§ **Stated problem**
In the listing below, locate the lines that hold "一怒之下拘捕多人" and copy them.

§ **Data in this exercise**
::::::::

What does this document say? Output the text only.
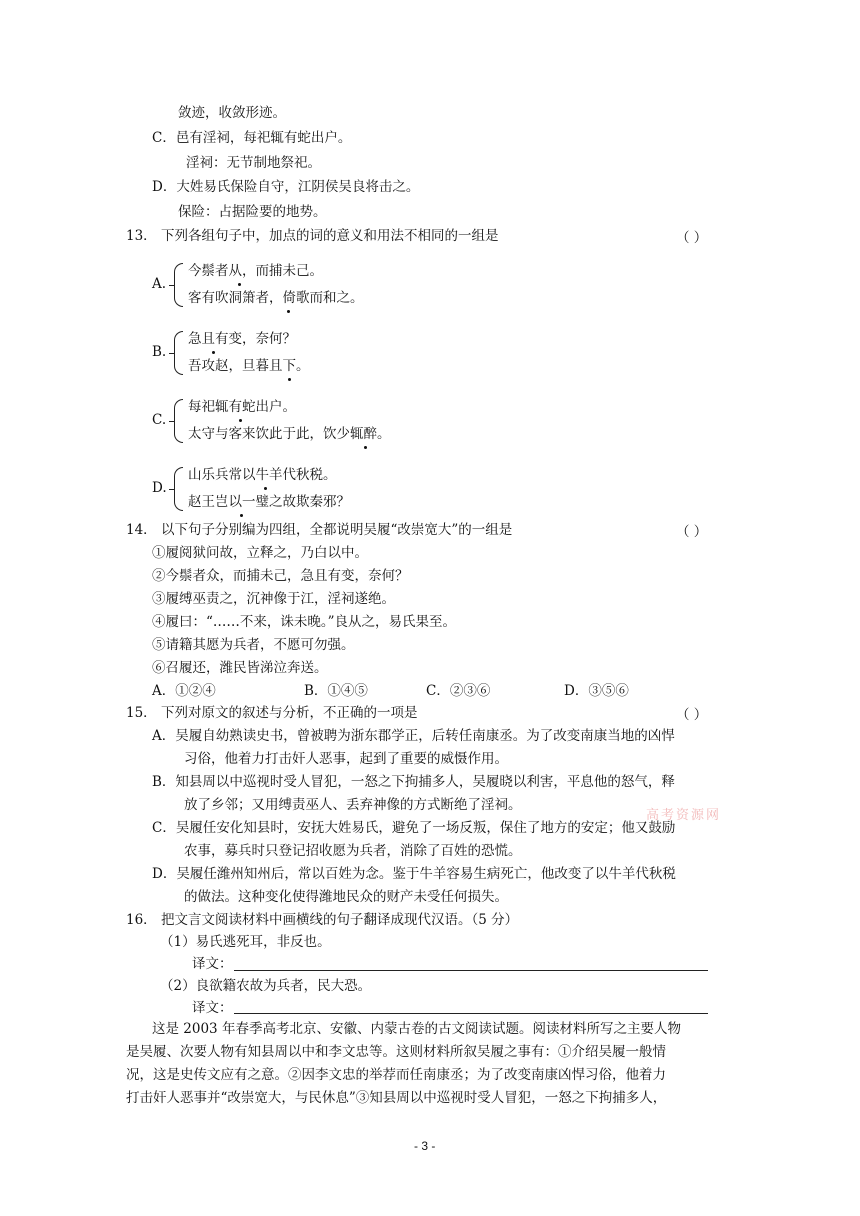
敛迹，收敛形迹。
C．邑有淫祠，每祀辄有蛇出户。
淫祠：无节制地祭祀。
D．大姓易氏保险自守，江阴侯吴良将击之。
保险：占据险要的地势。
13． 下列各组句子中，加点的词的意义和用法不相同的一组是	（ ）
A.
今鬃者从，而捕未己。
客有吹洞箫者，倚歌而和之。
B.
急且有变，奈何？
吾攻赵，旦暮且下。
C.
每祀辄有蛇出户。
太守与客来饮此于此，饮少辄醉。
D.
山乐兵常以牛羊代秋税。
赵王岂以一璧之故欺秦邪？
14． 以下句子分别编为四组，全都说明吴履“改崇宽大”的一组是	（ ）
①履阅狱问故，立释之，乃白以中。
②今鬃者众，而捕未己，急且有变，奈何？
③履缚巫责之，沉神像于江，淫祠遂绝。
④履曰：“……不来，诛未晚。”良从之，易氏果至。
⑤请籍其愿为兵者，不愿可勿强。
⑥召履还，潍民皆涕泣奔送。
A．①②④	B．①④⑤	C．②③⑥	D．③⑤⑥
15． 下列对原文的叙述与分析，不正确的一项是	（ ）
A．吴履自幼熟读史书，曾被聘为浙东郡学正，后转任南康丞。为了改变南康当地的凶悍
习俗，他着力打击奸人恶事，起到了重要的威慑作用。
B．知县周以中巡视时受人冒犯，一怒之下拘捕多人，吴履晓以利害，平息他的怒气，释
放了乡邻；又用缚责巫人、丢弃神像的方式断绝了淫祠。
C．吴履任安化知县时，安抚大姓易氏，避免了一场反叛，保住了地方的安定；他又鼓励
农事，募兵时只登记招收愿为兵者，消除了百姓的恐慌。
D．吴履任潍州知州后，常以百姓为念。鉴于牛羊容易生病死亡，他改变了以牛羊代秋税
的做法。这种变化使得潍地民众的财产未受任何损失。
16． 把文言文阅读材料中画横线的句子翻译成现代汉语。（5 分）
（1）易氏逃死耳，非反也。
译文：
（2）良欲籍农故为兵者，民大恐。
译文：
这是 2003 年春季高考北京、安徽、内蒙古卷的古文阅读试题。阅读材料所写之主要人物
是吴履、次要人物有知县周以中和李文忠等。这则材料所叙吴履之事有：①介绍吴履一般情
况，这是史传文应有之意。②因李文忠的举荐而任南康丞；为了改变南康凶悍习俗，他着力
打击奸人恶事并“改崇宽大，与民休息”③知县周以中巡视时受人冒犯，一怒之下拘捕多人，
高考资源网
- 3 -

::::::::

§ **Written response**
B．知县周以中巡视时受人冒犯，一怒之下拘捕多人，吴履晓以利害，平息他的怒气，释
打击奸人恶事并“改崇宽大，与民休息”③知县周以中巡视时受人冒犯，一怒之下拘捕多人，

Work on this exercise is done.